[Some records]
☆ ☆ ☆ ☆ ☆ ☆ ☆

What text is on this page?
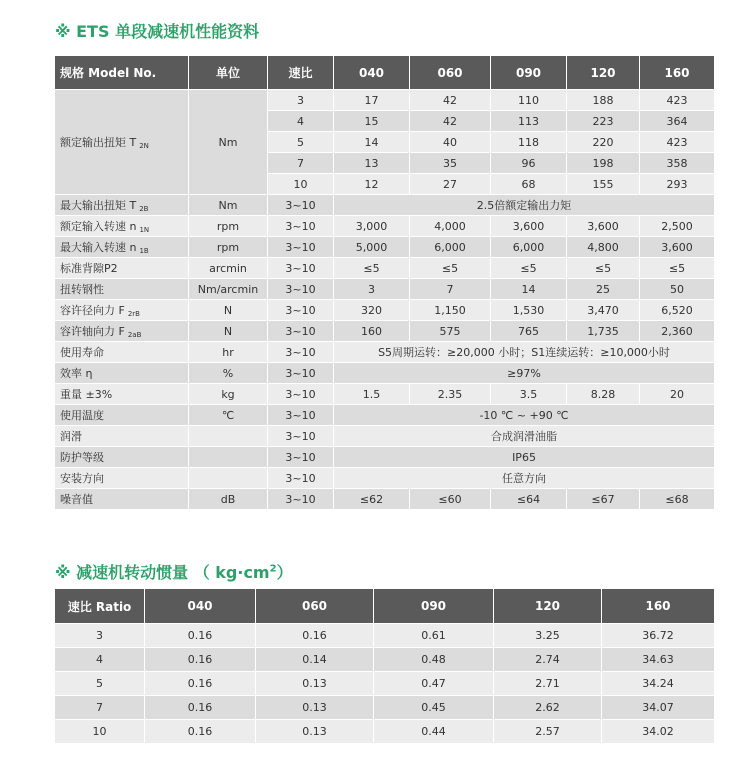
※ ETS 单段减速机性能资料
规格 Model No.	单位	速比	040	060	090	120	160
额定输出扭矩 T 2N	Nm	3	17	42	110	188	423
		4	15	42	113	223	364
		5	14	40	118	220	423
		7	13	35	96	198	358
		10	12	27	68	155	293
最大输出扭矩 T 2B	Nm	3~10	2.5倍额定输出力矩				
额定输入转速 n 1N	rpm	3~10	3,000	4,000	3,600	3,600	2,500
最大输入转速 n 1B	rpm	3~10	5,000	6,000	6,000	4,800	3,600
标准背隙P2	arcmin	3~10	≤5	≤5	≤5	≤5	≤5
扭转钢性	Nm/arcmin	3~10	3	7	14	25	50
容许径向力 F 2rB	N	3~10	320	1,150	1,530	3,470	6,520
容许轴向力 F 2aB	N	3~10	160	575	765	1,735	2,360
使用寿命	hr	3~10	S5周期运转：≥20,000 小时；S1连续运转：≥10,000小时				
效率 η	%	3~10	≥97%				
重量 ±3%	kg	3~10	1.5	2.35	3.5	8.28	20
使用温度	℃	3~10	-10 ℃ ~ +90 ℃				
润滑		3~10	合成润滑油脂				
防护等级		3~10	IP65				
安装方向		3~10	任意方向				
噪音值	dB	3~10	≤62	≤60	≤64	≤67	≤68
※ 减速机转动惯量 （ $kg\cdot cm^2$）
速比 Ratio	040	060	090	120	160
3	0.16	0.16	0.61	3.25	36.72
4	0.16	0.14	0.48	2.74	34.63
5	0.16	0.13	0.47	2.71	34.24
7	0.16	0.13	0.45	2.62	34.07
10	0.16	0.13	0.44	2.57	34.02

☆ ☆ ☆ ☆ ☆ ☆ ☆

» Task
Report every line containing the word "arcmin" from the listing above.

» Final answer
标准背隙P2	arcmin	3~10	≤5	≤5	≤5	≤5	≤5
扭转钢性	Nm/arcmin	3~10	3	7	14	25	50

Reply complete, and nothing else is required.